◆ Collected data ◆

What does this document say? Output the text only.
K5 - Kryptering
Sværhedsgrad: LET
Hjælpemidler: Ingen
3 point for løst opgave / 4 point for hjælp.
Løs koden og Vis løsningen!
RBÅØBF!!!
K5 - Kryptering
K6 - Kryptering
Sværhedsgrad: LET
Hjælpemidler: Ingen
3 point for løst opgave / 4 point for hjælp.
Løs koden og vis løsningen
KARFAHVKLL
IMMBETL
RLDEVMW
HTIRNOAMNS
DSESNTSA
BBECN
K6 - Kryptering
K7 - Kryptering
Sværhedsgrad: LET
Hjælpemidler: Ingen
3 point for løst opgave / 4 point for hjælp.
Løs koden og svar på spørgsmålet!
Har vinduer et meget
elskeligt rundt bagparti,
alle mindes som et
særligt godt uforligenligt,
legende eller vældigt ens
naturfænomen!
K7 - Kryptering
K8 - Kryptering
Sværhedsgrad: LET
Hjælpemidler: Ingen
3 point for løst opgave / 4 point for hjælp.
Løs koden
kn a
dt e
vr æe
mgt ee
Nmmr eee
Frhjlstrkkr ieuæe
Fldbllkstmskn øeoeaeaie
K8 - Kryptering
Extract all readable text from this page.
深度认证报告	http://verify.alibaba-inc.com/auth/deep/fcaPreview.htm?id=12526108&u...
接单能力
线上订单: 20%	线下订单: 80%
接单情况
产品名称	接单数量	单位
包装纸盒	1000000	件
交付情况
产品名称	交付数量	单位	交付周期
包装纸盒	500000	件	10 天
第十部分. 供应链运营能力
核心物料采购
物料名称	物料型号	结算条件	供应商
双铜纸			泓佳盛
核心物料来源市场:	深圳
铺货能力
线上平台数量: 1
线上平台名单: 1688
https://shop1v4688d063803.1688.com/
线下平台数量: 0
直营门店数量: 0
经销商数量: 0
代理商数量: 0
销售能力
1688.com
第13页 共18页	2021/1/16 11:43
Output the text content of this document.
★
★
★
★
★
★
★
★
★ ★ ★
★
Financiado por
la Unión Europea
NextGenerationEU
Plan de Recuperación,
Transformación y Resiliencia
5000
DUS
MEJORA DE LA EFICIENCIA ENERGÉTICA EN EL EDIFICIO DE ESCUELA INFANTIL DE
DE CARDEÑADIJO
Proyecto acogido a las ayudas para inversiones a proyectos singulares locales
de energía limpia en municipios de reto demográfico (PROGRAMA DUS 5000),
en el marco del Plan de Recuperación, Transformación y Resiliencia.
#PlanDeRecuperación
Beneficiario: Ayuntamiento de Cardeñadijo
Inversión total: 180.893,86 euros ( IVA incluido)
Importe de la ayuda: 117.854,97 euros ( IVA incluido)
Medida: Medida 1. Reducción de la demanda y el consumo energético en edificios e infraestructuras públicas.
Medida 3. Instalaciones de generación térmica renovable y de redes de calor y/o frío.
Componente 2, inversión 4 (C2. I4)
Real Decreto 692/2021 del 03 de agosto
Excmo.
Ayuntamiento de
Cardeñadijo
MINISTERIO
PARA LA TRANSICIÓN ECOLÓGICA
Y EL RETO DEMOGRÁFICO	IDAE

◆ THE PROBLEM ◆
Return the whole listing exactly.

◆ OUTPUT BELOW ◆
What does this document say? Output the text only.
K5 - Kryptering
Sværhedsgrad: LET
Hjælpemidler: Ingen
3 point for løst opgave / 4 point for hjælp.
Løs koden og Vis løsningen!
RBÅØBF!!!
K5 - Kryptering
K6 - Kryptering
Sværhedsgrad: LET
Hjælpemidler: Ingen
3 point for løst opgave / 4 point for hjælp.
Løs koden og vis løsningen
KARFAHVKLL
IMMBETL
RLDEVMW
HTIRNOAMNS
DSESNTSA
BBECN
K6 - Kryptering
K7 - Kryptering
Sværhedsgrad: LET
Hjælpemidler: Ingen
3 point for løst opgave / 4 point for hjælp.
Løs koden og svar på spørgsmålet!
Har vinduer et meget
elskeligt rundt bagparti,
alle mindes som et
særligt godt uforligenligt,
legende eller vældigt ens
naturfænomen!
K7 - Kryptering
K8 - Kryptering
Sværhedsgrad: LET
Hjælpemidler: Ingen
3 point for løst opgave / 4 point for hjælp.
Løs koden
kn a
dt e
vr æe
mgt ee
Nmmr eee
Frhjlstrkkr ieuæe
Fldbllkstmskn øeoeaeaie
K8 - Kryptering
Extract all readable text from this page.
深度认证报告	http://verify.alibaba-inc.com/auth/deep/fcaPreview.htm?id=12526108&u...
接单能力
线上订单: 20%	线下订单: 80%
接单情况
产品名称	接单数量	单位
包装纸盒	1000000	件
交付情况
产品名称	交付数量	单位	交付周期
包装纸盒	500000	件	10 天
第十部分. 供应链运营能力
核心物料采购
物料名称	物料型号	结算条件	供应商
双铜纸			泓佳盛
核心物料来源市场:	深圳
铺货能力
线上平台数量: 1
线上平台名单: 1688
https://shop1v4688d063803.1688.com/
线下平台数量: 0
直营门店数量: 0
经销商数量: 0
代理商数量: 0
销售能力
1688.com
第13页 共18页	2021/1/16 11:43
Output the text content of this document.
★
★
★
★
★
★
★
★
★ ★ ★
★
Financiado por
la Unión Europea
NextGenerationEU
Plan de Recuperación,
Transformación y Resiliencia
5000
DUS
MEJORA DE LA EFICIENCIA ENERGÉTICA EN EL EDIFICIO DE ESCUELA INFANTIL DE
DE CARDEÑADIJO
Proyecto acogido a las ayudas para inversiones a proyectos singulares locales
de energía limpia en municipios de reto demográfico (PROGRAMA DUS 5000),
en el marco del Plan de Recuperación, Transformación y Resiliencia.
#PlanDeRecuperación
Beneficiario: Ayuntamiento de Cardeñadijo
Inversión total: 180.893,86 euros ( IVA incluido)
Importe de la ayuda: 117.854,97 euros ( IVA incluido)
Medida: Medida 1. Reducción de la demanda y el consumo energético en edificios e infraestructuras públicas.
Medida 3. Instalaciones de generación térmica renovable y de redes de calor y/o frío.
Componente 2, inversión 4 (C2. I4)
Real Decreto 692/2021 del 03 de agosto
Excmo.
Ayuntamiento de
Cardeñadijo
MINISTERIO
PARA LA TRANSICIÓN ECOLÓGICA
Y EL RETO DEMOGRÁFICO	IDAE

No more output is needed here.